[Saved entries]
──────

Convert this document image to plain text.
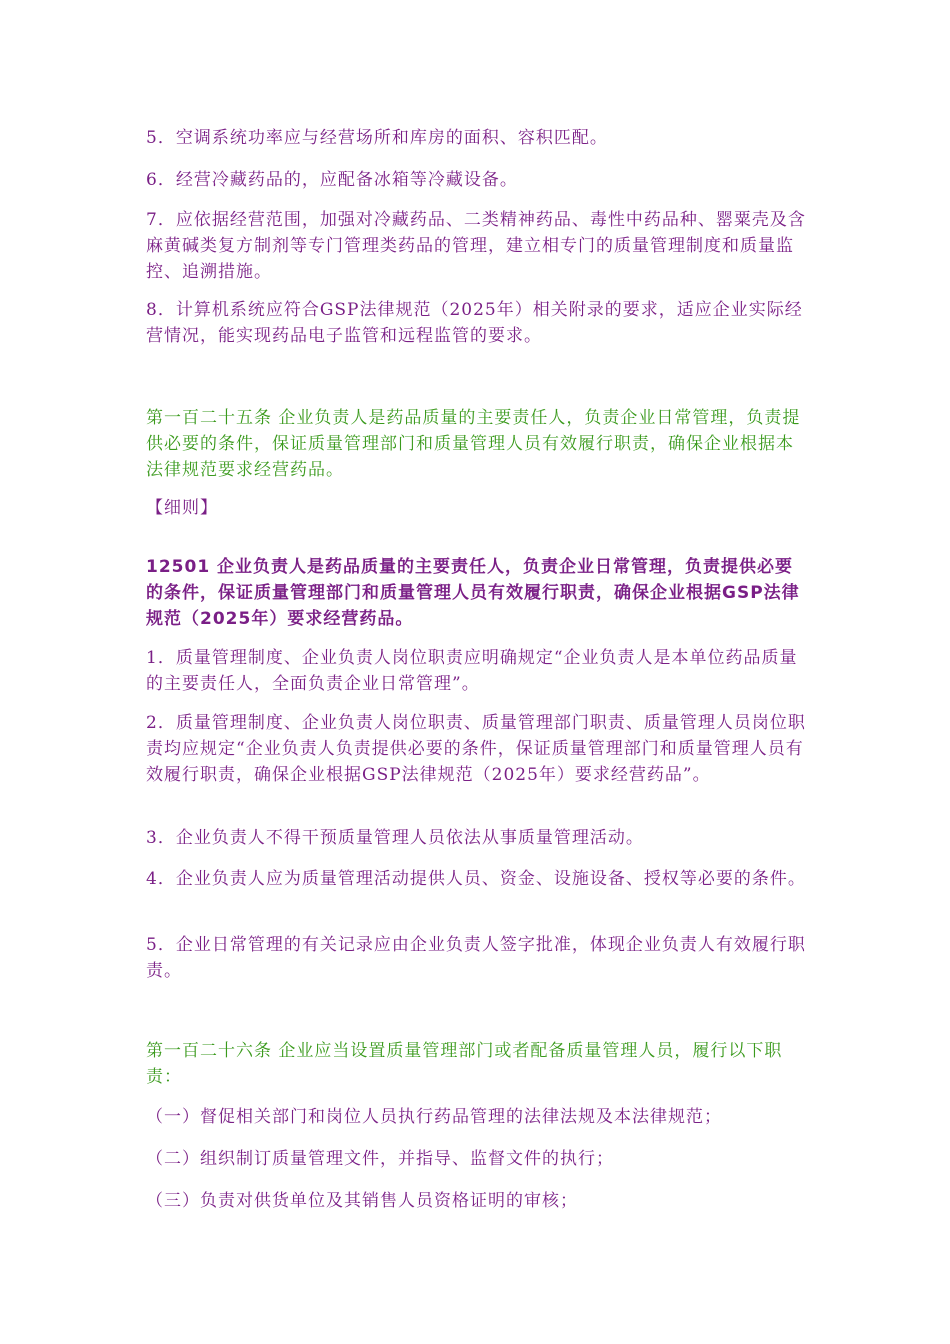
5．空调系统功率应与经营场所和库房的面积、容积匹配。

6．经营冷藏药品的，应配备冰箱等冷藏设备。

7．应依据经营范围，加强对冷藏药品、二类精神药品、毒性中药品种、罂粟壳及含麻黄碱类复方制剂等专门管理类药品的管理，建立相专门的质量管理制度和质量监控、追溯措施。

8．计算机系统应符合GSP法律规范（2025年）相关附录的要求，适应企业实际经营情况，能实现药品电子监管和远程监管的要求。

第一百二十五条 企业负责人是药品质量的主要责任人，负责企业日常管理，负责提供必要的条件，保证质量管理部门和质量管理人员有效履行职责，确保企业根据本法律规范要求经营药品。

【细则】

12501 企业负责人是药品质量的主要责任人，负责企业日常管理，负责提供必要的条件，保证质量管理部门和质量管理人员有效履行职责，确保企业根据GSP法律规范（2025年）要求经营药品。

1．质量管理制度、企业负责人岗位职责应明确规定“企业负责人是本单位药品质量的主要责任人，全面负责企业日常管理”。

2．质量管理制度、企业负责人岗位职责、质量管理部门职责、质量管理人员岗位职责均应规定“企业负责人负责提供必要的条件，保证质量管理部门和质量管理人员有效履行职责，确保企业根据GSP法律规范（2025年）要求经营药品”。

3．企业负责人不得干预质量管理人员依法从事质量管理活动。

4．企业负责人应为质量管理活动提供人员、资金、设施设备、授权等必要的条件。

5．企业日常管理的有关记录应由企业负责人签字批准，体现企业负责人有效履行职责。

第一百二十六条 企业应当设置质量管理部门或者配备质量管理人员，履行以下职责：

（一）督促相关部门和岗位人员执行药品管理的法律法规及本法律规范；

（二）组织制订质量管理文件，并指导、监督文件的执行；

（三）负责对供货单位及其销售人员资格证明的审核；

──────

__STATED TASK__
Which lines above hold the word "企业负责人是药品质量的主要责任人"? Copy each of them.

__FULL SOLUTION__
第一百二十五条 企业负责人是药品质量的主要责任人，负责企业日常管理，负责提供必要的条件，保证质量管理部门和质量管理人员有效履行职责，确保企业根据本法律规范要求经营药品。
12501 企业负责人是药品质量的主要责任人，负责企业日常管理，负责提供必要的条件，保证质量管理部门和质量管理人员有效履行职责，确保企业根据GSP法律规范（2025年）要求经营药品。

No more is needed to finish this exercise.